Challenge
Type the records out again in full, exactly.

Provided information
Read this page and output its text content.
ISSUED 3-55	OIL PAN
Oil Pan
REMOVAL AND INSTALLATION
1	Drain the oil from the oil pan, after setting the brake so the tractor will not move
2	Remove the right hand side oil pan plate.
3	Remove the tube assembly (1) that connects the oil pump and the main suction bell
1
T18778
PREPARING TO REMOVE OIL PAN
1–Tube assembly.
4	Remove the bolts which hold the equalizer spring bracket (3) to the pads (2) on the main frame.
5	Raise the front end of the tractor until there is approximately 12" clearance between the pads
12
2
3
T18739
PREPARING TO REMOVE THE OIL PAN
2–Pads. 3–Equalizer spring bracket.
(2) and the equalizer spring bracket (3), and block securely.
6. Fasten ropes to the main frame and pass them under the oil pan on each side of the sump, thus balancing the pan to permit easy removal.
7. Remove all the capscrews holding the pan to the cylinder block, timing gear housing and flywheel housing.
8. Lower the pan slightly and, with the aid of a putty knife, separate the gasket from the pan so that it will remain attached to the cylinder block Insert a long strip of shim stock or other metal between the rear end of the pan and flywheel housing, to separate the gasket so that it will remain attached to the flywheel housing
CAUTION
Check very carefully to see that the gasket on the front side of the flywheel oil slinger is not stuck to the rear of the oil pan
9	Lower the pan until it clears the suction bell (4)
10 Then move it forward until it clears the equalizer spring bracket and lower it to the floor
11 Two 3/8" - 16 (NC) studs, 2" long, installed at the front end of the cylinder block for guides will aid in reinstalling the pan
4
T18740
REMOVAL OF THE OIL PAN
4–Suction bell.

Exercise answer
Read this page and output its text content.
ISSUED 3-55	OIL PAN
Oil Pan
REMOVAL AND INSTALLATION
1	Drain the oil from the oil pan, after setting the brake so the tractor will not move
2	Remove the right hand side oil pan plate.
3	Remove the tube assembly (1) that connects the oil pump and the main suction bell
1
T18778
PREPARING TO REMOVE OIL PAN
1–Tube assembly.
4	Remove the bolts which hold the equalizer spring bracket (3) to the pads (2) on the main frame.
5	Raise the front end of the tractor until there is approximately 12" clearance between the pads
12
2
3
T18739
PREPARING TO REMOVE THE OIL PAN
2–Pads. 3–Equalizer spring bracket.
(2) and the equalizer spring bracket (3), and block securely.
6. Fasten ropes to the main frame and pass them under the oil pan on each side of the sump, thus balancing the pan to permit easy removal.
7. Remove all the capscrews holding the pan to the cylinder block, timing gear housing and flywheel housing.
8. Lower the pan slightly and, with the aid of a putty knife, separate the gasket from the pan so that it will remain attached to the cylinder block Insert a long strip of shim stock or other metal between the rear end of the pan and flywheel housing, to separate the gasket so that it will remain attached to the flywheel housing
CAUTION
Check very carefully to see that the gasket on the front side of the flywheel oil slinger is not stuck to the rear of the oil pan
9	Lower the pan until it clears the suction bell (4)
10 Then move it forward until it clears the equalizer spring bracket and lower it to the floor
11 Two 3/8" - 16 (NC) studs, 2" long, installed at the front end of the cylinder block for guides will aid in reinstalling the pan
4
T18740
REMOVAL OF THE OIL PAN
4–Suction bell.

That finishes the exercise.